WHAT IS REQUIRED.
Each entry must appear again exactly as it does in the source.

RECORDS PROVIDED.
◆ ◆ ◆ ◆ ◆

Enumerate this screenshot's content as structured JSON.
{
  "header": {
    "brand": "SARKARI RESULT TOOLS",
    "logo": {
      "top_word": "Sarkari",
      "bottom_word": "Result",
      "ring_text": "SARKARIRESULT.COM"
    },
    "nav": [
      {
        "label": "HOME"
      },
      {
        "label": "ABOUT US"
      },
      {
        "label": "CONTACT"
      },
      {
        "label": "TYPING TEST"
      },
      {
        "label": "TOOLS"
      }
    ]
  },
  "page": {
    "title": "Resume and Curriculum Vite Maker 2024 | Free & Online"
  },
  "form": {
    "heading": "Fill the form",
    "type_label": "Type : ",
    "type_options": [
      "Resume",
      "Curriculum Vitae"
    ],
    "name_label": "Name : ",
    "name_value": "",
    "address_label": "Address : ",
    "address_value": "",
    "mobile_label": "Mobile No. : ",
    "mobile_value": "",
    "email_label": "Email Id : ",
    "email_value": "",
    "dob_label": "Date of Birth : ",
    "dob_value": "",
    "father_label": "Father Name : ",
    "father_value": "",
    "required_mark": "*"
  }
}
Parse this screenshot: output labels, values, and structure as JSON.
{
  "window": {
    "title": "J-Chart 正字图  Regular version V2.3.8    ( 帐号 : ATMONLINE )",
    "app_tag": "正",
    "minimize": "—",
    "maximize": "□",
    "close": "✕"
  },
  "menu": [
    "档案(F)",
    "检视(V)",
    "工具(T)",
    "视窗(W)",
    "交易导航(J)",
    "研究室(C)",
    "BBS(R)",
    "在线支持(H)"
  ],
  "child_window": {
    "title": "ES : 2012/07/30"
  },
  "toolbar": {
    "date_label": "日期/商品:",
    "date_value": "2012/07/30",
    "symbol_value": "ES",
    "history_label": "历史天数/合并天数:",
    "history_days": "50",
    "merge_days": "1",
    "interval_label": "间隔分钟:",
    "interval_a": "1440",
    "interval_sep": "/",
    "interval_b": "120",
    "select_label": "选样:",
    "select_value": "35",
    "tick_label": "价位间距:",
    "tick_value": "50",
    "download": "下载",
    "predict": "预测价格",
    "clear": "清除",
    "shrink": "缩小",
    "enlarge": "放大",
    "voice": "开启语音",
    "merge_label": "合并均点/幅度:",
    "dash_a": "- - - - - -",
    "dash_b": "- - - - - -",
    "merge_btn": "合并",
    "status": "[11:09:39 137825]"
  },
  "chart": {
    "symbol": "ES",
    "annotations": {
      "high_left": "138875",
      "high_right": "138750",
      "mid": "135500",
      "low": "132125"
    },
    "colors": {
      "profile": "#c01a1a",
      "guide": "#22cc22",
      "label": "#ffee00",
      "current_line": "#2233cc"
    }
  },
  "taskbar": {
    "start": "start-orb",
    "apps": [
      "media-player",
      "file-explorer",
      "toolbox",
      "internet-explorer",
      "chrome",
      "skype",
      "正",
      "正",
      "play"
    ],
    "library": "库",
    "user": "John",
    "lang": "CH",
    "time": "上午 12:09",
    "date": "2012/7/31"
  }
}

◆ ◆ ◆ ◆ ◆

EXPECTED OUTPUT.
Enumerate this screenshot's content as structured JSON.
{
  "header": {
    "brand": "SARKARI RESULT TOOLS",
    "logo": {
      "top_word": "Sarkari",
      "bottom_word": "Result",
      "ring_text": "SARKARIRESULT.COM"
    },
    "nav": [
      {
        "label": "HOME"
      },
      {
        "label": "ABOUT US"
      },
      {
        "label": "CONTACT"
      },
      {
        "label": "TYPING TEST"
      },
      {
        "label": "TOOLS"
      }
    ]
  },
  "page": {
    "title": "Resume and Curriculum Vite Maker 2024 | Free & Online"
  },
  "form": {
    "heading": "Fill the form",
    "type_label": "Type : ",
    "type_options": [
      "Resume",
      "Curriculum Vitae"
    ],
    "name_label": "Name : ",
    "name_value": "",
    "address_label": "Address : ",
    "address_value": "",
    "mobile_label": "Mobile No. : ",
    "mobile_value": "",
    "email_label": "Email Id : ",
    "email_value": "",
    "dob_label": "Date of Birth : ",
    "dob_value": "",
    "father_label": "Father Name : ",
    "father_value": "",
    "required_mark": "*"
  }
}
Parse this screenshot: output labels, values, and structure as JSON.
{
  "window": {
    "title": "J-Chart 正字图  Regular version V2.3.8    ( 帐号 : ATMONLINE )",
    "app_tag": "正",
    "minimize": "—",
    "maximize": "□",
    "close": "✕"
  },
  "menu": [
    "档案(F)",
    "检视(V)",
    "工具(T)",
    "视窗(W)",
    "交易导航(J)",
    "研究室(C)",
    "BBS(R)",
    "在线支持(H)"
  ],
  "child_window": {
    "title": "ES : 2012/07/30"
  },
  "toolbar": {
    "date_label": "日期/商品:",
    "date_value": "2012/07/30",
    "symbol_value": "ES",
    "history_label": "历史天数/合并天数:",
    "history_days": "50",
    "merge_days": "1",
    "interval_label": "间隔分钟:",
    "interval_a": "1440",
    "interval_sep": "/",
    "interval_b": "120",
    "select_label": "选样:",
    "select_value": "35",
    "tick_label": "价位间距:",
    "tick_value": "50",
    "download": "下载",
    "predict": "预测价格",
    "clear": "清除",
    "shrink": "缩小",
    "enlarge": "放大",
    "voice": "开启语音",
    "merge_label": "合并均点/幅度:",
    "dash_a": "- - - - - -",
    "dash_b": "- - - - - -",
    "merge_btn": "合并",
    "status": "[11:09:39 137825]"
  },
  "chart": {
    "symbol": "ES",
    "annotations": {
      "high_left": "138875",
      "high_right": "138750",
      "mid": "135500",
      "low": "132125"
    },
    "colors": {
      "profile": "#c01a1a",
      "guide": "#22cc22",
      "label": "#ffee00",
      "current_line": "#2233cc"
    }
  },
  "taskbar": {
    "start": "start-orb",
    "apps": [
      "media-player",
      "file-explorer",
      "toolbox",
      "internet-explorer",
      "chrome",
      "skype",
      "正",
      "正",
      "play"
    ],
    "library": "库",
    "user": "John",
    "lang": "CH",
    "time": "上午 12:09",
    "date": "2012/7/31"
  }
}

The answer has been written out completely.